## Begin AVAILABLE DATA
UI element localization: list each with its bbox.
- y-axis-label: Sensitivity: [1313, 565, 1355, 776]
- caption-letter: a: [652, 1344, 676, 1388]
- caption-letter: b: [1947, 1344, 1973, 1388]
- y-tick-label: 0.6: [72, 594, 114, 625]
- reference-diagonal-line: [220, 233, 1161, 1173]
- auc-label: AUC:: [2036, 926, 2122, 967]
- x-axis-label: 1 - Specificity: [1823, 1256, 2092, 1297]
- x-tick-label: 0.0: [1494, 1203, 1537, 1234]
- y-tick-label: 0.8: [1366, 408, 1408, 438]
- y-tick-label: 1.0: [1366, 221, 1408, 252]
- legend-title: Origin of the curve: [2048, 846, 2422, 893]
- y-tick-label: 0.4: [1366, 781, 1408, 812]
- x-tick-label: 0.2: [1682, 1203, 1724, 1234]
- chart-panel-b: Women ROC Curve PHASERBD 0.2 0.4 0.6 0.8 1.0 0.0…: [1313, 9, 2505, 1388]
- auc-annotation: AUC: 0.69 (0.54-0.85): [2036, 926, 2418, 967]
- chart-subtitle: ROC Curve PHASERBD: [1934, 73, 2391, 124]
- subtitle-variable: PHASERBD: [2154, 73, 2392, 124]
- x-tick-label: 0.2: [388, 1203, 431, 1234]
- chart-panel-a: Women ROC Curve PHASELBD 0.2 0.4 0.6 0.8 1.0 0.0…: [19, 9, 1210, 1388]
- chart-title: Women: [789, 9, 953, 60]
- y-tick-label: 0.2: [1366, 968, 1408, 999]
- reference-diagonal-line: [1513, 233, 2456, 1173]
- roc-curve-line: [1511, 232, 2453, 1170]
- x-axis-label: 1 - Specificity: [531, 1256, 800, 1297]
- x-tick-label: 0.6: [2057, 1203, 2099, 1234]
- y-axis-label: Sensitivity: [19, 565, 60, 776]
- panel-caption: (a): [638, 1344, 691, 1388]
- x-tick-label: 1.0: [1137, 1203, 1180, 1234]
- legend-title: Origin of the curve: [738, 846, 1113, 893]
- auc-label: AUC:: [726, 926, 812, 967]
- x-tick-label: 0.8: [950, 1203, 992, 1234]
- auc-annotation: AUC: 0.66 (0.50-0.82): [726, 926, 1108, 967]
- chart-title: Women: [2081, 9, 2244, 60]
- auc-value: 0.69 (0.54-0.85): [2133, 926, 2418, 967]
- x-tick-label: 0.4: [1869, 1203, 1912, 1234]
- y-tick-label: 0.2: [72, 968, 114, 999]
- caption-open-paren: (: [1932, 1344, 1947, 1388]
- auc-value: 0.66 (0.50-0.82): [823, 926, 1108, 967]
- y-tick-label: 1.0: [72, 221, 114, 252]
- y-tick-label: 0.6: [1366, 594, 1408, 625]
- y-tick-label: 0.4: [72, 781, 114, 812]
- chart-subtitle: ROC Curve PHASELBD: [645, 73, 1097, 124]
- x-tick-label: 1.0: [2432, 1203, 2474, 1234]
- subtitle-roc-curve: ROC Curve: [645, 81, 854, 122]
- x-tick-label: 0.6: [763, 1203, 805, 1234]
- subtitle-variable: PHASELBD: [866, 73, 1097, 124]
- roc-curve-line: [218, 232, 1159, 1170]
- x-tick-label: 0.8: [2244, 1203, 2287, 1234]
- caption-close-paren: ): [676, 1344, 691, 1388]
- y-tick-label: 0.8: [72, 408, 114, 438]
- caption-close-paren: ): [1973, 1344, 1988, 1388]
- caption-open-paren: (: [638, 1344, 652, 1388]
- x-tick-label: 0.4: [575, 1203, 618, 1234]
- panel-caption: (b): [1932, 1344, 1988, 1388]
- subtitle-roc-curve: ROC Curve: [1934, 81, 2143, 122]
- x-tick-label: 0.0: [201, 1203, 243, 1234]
## End AVAILABLE DATA
● **TASK PROMPT**
Identify every line in the material above that contains the string "legend", and copy each one. Case matters.

● **ANSWER BELOW**
- legend-title: Origin of the curve: [2048, 846, 2422, 893]
- legend-title: Origin of the curve: [738, 846, 1113, 893]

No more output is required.